DOCUMENT SEGMENT:
= = = = = = =

What I've Learned Running Production on Azure

April 11, 2026

Part 4 of 4
What I've Learned Running Production on Azure

Cloud computing sounds simple until you're managing production workloads on it. The marketing says "deploy anywhere, scale anything, pay only for what you use." The reality is more nuanced - you pay for what you forget to turn off, identity misconfigurations cause outages, and networking in the cloud is a whole discipline on its own.

I've been running production workloads on Azure - primarily AKS, App Gateway, PostgreSQL, and Key Vault. This post is not a cloud certification guide. It's what I've actually learned about cloud from operating it.

1. Cloud Fundamentals That Actually Matter

Service models - who owns what

The three service models aren't just exam material. They define who is responsible when something breaks.

  • IaaS (VMs, VNets, disks) - You manage the OS, runtime, app, and data. The provider manages the physical hardware and hypervisor. If the VM's disk fills up, that's your problem.
  • PaaS (App Service, Azure Functions, managed databases) - You manage the app and data. The provider manages the OS, patching, and scaling. If the database has a slow query, that's your problem. If the database server needs a kernel patch, that's theirs.
  • SaaS (Microsoft 365, Salesforce) - You manage your data and access policies. Everything else is the provider's responsibility.

= = = = = = =

Records from a dataset:
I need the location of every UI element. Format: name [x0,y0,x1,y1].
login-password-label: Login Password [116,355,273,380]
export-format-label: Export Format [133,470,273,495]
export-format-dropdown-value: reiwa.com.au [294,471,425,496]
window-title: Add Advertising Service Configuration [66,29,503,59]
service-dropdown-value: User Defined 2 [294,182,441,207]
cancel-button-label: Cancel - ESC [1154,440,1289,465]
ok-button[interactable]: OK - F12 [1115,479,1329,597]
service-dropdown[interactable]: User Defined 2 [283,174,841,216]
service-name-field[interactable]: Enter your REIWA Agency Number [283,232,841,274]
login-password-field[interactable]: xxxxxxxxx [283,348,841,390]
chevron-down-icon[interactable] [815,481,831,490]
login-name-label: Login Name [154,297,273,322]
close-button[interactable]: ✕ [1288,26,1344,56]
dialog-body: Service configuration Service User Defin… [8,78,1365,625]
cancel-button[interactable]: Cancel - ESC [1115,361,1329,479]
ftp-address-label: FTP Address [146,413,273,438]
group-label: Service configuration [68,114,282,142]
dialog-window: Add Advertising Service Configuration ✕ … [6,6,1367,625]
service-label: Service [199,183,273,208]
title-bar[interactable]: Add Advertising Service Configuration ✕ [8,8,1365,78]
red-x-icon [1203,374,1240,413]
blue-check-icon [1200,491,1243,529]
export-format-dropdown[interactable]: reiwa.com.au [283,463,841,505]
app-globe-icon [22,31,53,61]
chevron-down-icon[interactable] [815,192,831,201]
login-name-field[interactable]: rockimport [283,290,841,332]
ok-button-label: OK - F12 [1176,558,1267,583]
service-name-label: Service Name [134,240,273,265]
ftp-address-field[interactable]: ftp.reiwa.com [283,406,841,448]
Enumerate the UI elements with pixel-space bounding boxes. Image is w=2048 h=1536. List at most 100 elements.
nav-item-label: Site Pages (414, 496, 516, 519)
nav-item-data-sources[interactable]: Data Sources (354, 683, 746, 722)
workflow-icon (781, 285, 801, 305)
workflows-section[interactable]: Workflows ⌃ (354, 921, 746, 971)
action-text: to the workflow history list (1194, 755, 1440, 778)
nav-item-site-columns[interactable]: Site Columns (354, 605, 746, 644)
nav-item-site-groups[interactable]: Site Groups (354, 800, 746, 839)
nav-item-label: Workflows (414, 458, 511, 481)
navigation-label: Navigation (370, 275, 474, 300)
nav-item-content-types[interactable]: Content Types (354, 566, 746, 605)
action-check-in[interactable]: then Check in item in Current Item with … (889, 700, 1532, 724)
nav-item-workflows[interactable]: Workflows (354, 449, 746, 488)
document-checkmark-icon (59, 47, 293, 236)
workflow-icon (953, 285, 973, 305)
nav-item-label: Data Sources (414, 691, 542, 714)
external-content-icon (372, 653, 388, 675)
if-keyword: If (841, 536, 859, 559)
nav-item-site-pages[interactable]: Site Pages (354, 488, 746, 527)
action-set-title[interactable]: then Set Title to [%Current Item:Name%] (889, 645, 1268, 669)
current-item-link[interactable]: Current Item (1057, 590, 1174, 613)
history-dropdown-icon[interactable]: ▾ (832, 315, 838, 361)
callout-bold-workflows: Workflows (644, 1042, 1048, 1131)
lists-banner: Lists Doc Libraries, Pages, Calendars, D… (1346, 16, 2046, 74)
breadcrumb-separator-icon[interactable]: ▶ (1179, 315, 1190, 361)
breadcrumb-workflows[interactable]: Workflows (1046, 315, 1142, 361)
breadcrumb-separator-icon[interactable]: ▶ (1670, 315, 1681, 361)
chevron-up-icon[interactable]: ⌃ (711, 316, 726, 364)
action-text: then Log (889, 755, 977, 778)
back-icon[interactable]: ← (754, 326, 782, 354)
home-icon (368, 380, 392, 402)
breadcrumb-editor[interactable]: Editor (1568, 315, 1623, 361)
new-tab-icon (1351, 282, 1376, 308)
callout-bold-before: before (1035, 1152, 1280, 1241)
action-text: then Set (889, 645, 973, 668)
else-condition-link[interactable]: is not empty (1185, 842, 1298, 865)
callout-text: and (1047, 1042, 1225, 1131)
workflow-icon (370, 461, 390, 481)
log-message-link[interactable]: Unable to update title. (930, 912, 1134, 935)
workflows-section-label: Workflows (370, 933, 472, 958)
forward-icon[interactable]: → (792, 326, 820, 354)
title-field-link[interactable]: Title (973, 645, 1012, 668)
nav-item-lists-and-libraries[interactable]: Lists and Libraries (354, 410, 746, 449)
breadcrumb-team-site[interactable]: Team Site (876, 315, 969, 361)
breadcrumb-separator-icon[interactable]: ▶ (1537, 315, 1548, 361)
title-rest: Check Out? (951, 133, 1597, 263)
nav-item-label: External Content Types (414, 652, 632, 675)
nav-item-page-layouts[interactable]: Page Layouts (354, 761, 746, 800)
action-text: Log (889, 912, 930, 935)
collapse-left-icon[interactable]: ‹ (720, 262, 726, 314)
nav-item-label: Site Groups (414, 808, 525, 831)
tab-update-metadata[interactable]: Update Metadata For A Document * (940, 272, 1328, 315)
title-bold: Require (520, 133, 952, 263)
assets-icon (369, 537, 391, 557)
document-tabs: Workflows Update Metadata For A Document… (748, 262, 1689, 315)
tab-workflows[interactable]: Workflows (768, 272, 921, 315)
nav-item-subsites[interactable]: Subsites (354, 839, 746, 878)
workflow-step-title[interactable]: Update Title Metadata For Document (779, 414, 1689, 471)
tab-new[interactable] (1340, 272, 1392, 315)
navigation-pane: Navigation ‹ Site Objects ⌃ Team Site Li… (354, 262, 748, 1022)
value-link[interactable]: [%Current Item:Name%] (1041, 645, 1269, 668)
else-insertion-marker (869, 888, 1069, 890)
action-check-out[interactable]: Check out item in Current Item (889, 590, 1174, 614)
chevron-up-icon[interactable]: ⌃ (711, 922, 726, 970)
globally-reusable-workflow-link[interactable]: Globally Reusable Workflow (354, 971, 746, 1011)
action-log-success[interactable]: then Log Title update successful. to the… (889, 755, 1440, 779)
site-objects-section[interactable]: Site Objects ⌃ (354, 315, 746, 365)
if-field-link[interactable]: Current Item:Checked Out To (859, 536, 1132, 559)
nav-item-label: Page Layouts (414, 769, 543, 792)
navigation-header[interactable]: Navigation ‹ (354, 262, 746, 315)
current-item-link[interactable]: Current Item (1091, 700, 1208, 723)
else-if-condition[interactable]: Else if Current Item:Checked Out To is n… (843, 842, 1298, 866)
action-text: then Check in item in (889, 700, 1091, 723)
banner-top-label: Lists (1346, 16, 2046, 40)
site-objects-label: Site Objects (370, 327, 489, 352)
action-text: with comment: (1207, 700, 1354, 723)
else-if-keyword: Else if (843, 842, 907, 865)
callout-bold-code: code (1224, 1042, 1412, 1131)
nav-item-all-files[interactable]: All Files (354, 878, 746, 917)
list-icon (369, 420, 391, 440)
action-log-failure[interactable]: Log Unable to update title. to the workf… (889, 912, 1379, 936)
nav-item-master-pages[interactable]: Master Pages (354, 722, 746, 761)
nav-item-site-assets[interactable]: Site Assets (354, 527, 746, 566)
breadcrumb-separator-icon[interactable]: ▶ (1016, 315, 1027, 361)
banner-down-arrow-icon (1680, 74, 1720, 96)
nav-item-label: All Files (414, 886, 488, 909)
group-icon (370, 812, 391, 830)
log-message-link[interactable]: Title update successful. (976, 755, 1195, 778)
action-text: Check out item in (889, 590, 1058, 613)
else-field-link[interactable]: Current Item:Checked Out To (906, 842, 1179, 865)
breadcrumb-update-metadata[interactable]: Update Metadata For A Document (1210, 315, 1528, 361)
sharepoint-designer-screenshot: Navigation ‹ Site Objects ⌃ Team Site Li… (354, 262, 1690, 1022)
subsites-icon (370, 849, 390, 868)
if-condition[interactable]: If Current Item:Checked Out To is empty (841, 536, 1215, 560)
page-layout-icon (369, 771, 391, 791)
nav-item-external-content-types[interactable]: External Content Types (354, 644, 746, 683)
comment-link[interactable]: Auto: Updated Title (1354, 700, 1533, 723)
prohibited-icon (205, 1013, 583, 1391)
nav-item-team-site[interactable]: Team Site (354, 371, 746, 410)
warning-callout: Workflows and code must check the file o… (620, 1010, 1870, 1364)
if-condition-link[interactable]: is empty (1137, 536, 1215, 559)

= = = = = = =

STATED TASK 1: Retype the Azure production post, starting with "I've been running" and going on through "up, that's your problem.".
STATED TASK 2: In the Azure production post, who is responsible under PaaS when the database server needs a kernel patch?
STATED TASK 3: List the Azure services that the Azure production post names as the ones the author primarily runs production workloads on.
You won't need the rows for anything here.

OUTPUT 1:
I've been running production workloads on Azure - primarily AKS, App Gateway, PostgreSQL, and Key Vault. This post is not a cloud certification guide. It's what I've actually learned about cloud from operating it.

1. Cloud Fundamentals That Actually Matter

Service models - who owns what

The three service models aren't just exam material. They define who is responsible when something breaks.

  • IaaS (VMs, VNets, disks) - You manage the OS, runtime, app, and data. The provider manages the physical hardware and hypervisor. If the VM's disk fills up, that's your problem.

OUTPUT 2: The provider is responsible.

OUTPUT 3: AKS, App Gateway, PostgreSQL, Key Vault